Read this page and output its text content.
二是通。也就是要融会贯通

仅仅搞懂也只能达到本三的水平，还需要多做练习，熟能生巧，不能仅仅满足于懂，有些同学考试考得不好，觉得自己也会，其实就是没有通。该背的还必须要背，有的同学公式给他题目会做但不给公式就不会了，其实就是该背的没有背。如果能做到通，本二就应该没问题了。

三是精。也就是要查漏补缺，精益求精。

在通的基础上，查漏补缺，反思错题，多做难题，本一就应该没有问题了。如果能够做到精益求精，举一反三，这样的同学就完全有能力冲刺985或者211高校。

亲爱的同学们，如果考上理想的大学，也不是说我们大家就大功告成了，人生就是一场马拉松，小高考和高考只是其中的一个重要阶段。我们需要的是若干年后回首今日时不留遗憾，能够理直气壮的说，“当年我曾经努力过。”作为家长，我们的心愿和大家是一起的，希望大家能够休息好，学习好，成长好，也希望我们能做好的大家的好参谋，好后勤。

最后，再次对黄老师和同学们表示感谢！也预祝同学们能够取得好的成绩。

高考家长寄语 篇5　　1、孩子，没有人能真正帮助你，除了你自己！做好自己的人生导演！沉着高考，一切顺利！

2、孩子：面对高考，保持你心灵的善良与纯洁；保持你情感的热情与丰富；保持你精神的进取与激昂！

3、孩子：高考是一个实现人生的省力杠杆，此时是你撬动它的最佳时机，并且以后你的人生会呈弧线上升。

---

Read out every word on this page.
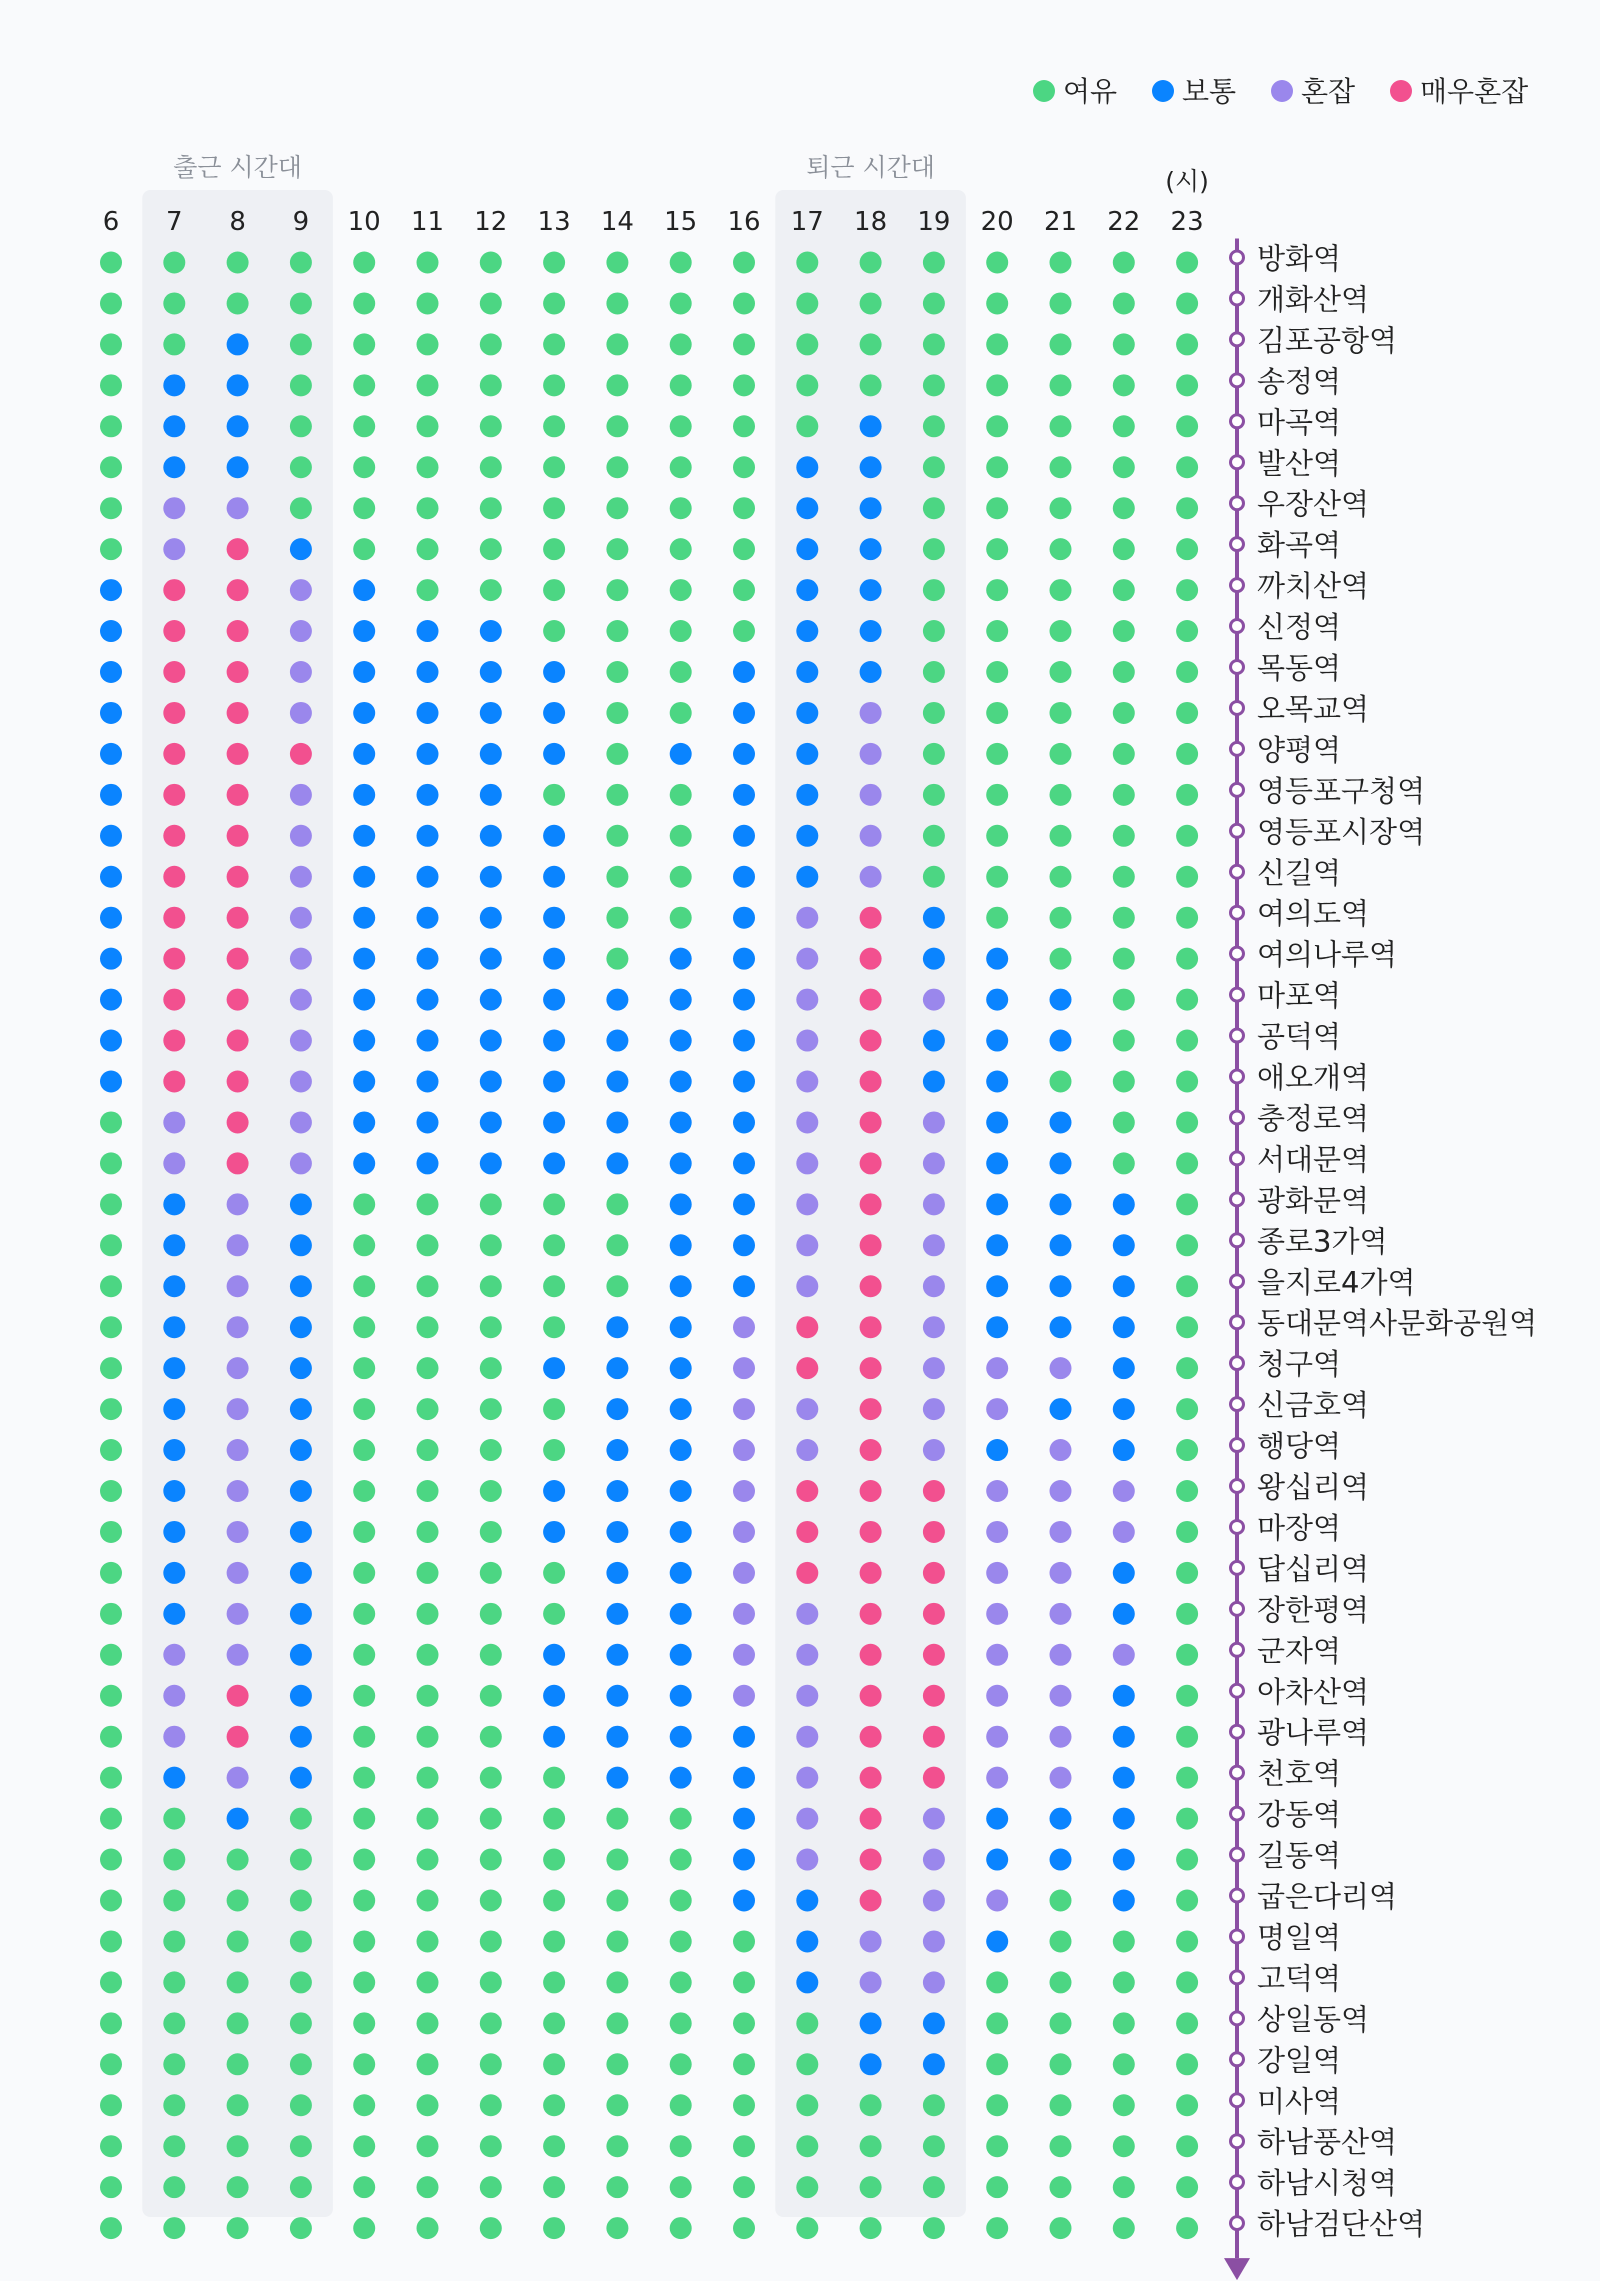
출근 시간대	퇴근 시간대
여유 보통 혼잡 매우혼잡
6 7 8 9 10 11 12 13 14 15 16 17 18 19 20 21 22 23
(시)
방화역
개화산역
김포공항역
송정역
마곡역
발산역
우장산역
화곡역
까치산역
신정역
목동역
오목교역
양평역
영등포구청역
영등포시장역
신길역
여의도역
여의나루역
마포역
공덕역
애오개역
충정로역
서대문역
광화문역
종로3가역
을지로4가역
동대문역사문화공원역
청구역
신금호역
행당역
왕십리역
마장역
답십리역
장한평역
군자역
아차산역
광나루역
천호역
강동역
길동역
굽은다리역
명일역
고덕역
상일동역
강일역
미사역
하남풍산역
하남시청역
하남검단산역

---

Find the lines containing "this" and list every one of them.

§ Right answer:
Read this page and output its text content.
Read out every word on this page.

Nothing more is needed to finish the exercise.